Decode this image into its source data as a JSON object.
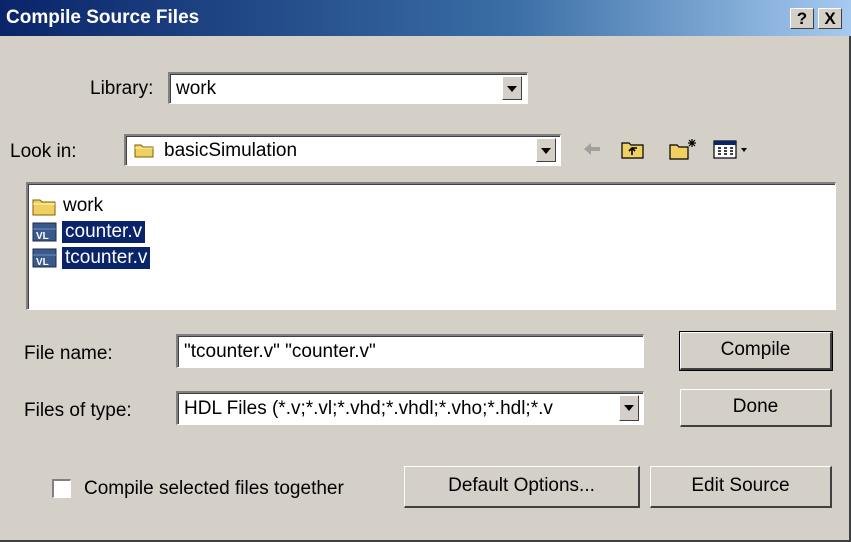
{
  "window": {
    "title": "Compile Source Files",
    "help_button": "?",
    "close_button": "X"
  },
  "library": {
    "label": "Library:",
    "value": "work"
  },
  "lookin": {
    "label": "Look in:",
    "value": "basicSimulation"
  },
  "toolbar": {
    "icons": [
      "back-arrow-icon",
      "up-folder-icon",
      "new-folder-icon",
      "view-menu-icon"
    ]
  },
  "file_list": {
    "items": [
      {
        "name": "work",
        "type": "folder",
        "selected": false
      },
      {
        "name": "counter.v",
        "type": "verilog",
        "selected": true
      },
      {
        "name": "tcounter.v",
        "type": "verilog",
        "selected": true
      }
    ],
    "verilog_icon_text": "VL"
  },
  "filename": {
    "label": "File name:",
    "value": "\"tcounter.v\" \"counter.v\""
  },
  "filetype": {
    "label": "Files of type:",
    "value": "HDL Files (*.v;*.vl;*.vhd;*.vhdl;*.vho;*.hdl;*.v"
  },
  "buttons": {
    "compile": "Compile",
    "done": "Done",
    "default_options": "Default Options...",
    "edit_source": "Edit Source"
  },
  "options": {
    "compile_together_label": "Compile selected files together",
    "compile_together_checked": false
  },
  "colors": {
    "selection": "#0a246a",
    "title_start": "#0a246a",
    "title_end": "#a6caf0",
    "face": "#d4d0c8"
  }
}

To be done: Show the lines of the records that contain the word "folder".

Solution for this problem:
      "up-folder-icon",
      "new-folder-icon",
        "type": "folder",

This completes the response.